### [DATASET RECORDS]
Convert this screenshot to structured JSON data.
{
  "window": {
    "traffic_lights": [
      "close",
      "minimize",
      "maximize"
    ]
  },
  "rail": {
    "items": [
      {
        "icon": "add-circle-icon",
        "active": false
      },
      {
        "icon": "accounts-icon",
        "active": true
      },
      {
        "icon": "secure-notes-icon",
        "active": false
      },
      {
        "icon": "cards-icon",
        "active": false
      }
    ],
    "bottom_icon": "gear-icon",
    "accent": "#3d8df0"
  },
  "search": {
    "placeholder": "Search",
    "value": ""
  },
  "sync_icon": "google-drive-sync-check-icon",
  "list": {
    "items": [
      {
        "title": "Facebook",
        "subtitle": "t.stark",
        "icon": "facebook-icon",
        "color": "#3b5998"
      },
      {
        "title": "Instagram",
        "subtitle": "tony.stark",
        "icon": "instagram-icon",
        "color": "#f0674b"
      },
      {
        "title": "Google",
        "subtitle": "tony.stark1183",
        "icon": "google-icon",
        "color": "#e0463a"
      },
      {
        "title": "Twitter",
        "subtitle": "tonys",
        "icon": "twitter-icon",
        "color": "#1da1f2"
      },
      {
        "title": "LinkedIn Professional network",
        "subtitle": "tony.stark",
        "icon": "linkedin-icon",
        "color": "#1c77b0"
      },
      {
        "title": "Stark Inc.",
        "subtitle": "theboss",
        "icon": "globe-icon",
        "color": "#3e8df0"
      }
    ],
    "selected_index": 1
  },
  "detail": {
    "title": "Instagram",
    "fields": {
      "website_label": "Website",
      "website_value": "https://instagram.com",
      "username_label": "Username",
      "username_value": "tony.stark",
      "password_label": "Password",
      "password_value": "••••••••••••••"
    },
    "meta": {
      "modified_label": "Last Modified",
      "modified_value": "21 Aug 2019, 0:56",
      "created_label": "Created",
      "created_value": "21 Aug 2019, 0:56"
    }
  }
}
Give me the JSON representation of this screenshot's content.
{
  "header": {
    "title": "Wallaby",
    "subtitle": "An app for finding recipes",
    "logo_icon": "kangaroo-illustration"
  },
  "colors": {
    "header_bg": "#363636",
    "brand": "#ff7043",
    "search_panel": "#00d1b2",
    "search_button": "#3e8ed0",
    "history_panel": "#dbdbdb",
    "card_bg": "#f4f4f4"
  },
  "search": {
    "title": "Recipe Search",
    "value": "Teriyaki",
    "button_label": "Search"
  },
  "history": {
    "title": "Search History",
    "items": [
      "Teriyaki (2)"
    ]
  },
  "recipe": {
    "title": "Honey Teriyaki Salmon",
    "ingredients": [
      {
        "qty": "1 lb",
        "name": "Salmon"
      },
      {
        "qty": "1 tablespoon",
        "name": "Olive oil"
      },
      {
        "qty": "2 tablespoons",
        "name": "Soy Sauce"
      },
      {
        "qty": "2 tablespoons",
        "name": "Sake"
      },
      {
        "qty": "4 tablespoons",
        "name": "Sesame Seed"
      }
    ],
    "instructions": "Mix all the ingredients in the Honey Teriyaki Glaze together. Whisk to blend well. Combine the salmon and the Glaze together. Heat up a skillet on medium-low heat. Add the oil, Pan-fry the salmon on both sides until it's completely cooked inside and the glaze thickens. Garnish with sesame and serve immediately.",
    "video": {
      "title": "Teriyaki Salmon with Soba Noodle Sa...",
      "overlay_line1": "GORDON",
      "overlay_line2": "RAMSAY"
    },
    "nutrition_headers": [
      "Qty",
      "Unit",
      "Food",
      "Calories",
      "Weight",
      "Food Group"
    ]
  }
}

### [STATED PROBLEM]
Quote the data in full, keeping each word unchanged.

### [FINAL ANSWER]
Convert this screenshot to structured JSON data.
{
  "window": {
    "traffic_lights": [
      "close",
      "minimize",
      "maximize"
    ]
  },
  "rail": {
    "items": [
      {
        "icon": "add-circle-icon",
        "active": false
      },
      {
        "icon": "accounts-icon",
        "active": true
      },
      {
        "icon": "secure-notes-icon",
        "active": false
      },
      {
        "icon": "cards-icon",
        "active": false
      }
    ],
    "bottom_icon": "gear-icon",
    "accent": "#3d8df0"
  },
  "search": {
    "placeholder": "Search",
    "value": ""
  },
  "sync_icon": "google-drive-sync-check-icon",
  "list": {
    "items": [
      {
        "title": "Facebook",
        "subtitle": "t.stark",
        "icon": "facebook-icon",
        "color": "#3b5998"
      },
      {
        "title": "Instagram",
        "subtitle": "tony.stark",
        "icon": "instagram-icon",
        "color": "#f0674b"
      },
      {
        "title": "Google",
        "subtitle": "tony.stark1183",
        "icon": "google-icon",
        "color": "#e0463a"
      },
      {
        "title": "Twitter",
        "subtitle": "tonys",
        "icon": "twitter-icon",
        "color": "#1da1f2"
      },
      {
        "title": "LinkedIn Professional network",
        "subtitle": "tony.stark",
        "icon": "linkedin-icon",
        "color": "#1c77b0"
      },
      {
        "title": "Stark Inc.",
        "subtitle": "theboss",
        "icon": "globe-icon",
        "color": "#3e8df0"
      }
    ],
    "selected_index": 1
  },
  "detail": {
    "title": "Instagram",
    "fields": {
      "website_label": "Website",
      "website_value": "https://instagram.com",
      "username_label": "Username",
      "username_value": "tony.stark",
      "password_label": "Password",
      "password_value": "••••••••••••••"
    },
    "meta": {
      "modified_label": "Last Modified",
      "modified_value": "21 Aug 2019, 0:56",
      "created_label": "Created",
      "created_value": "21 Aug 2019, 0:56"
    }
  }
}
Give me the JSON representation of this screenshot's content.
{
  "header": {
    "title": "Wallaby",
    "subtitle": "An app for finding recipes",
    "logo_icon": "kangaroo-illustration"
  },
  "colors": {
    "header_bg": "#363636",
    "brand": "#ff7043",
    "search_panel": "#00d1b2",
    "search_button": "#3e8ed0",
    "history_panel": "#dbdbdb",
    "card_bg": "#f4f4f4"
  },
  "search": {
    "title": "Recipe Search",
    "value": "Teriyaki",
    "button_label": "Search"
  },
  "history": {
    "title": "Search History",
    "items": [
      "Teriyaki (2)"
    ]
  },
  "recipe": {
    "title": "Honey Teriyaki Salmon",
    "ingredients": [
      {
        "qty": "1 lb",
        "name": "Salmon"
      },
      {
        "qty": "1 tablespoon",
        "name": "Olive oil"
      },
      {
        "qty": "2 tablespoons",
        "name": "Soy Sauce"
      },
      {
        "qty": "2 tablespoons",
        "name": "Sake"
      },
      {
        "qty": "4 tablespoons",
        "name": "Sesame Seed"
      }
    ],
    "instructions": "Mix all the ingredients in the Honey Teriyaki Glaze together. Whisk to blend well. Combine the salmon and the Glaze together. Heat up a skillet on medium-low heat. Add the oil, Pan-fry the salmon on both sides until it's completely cooked inside and the glaze thickens. Garnish with sesame and serve immediately.",
    "video": {
      "title": "Teriyaki Salmon with Soba Noodle Sa...",
      "overlay_line1": "GORDON",
      "overlay_line2": "RAMSAY"
    },
    "nutrition_headers": [
      "Qty",
      "Unit",
      "Food",
      "Calories",
      "Weight",
      "Food Group"
    ]
  }
}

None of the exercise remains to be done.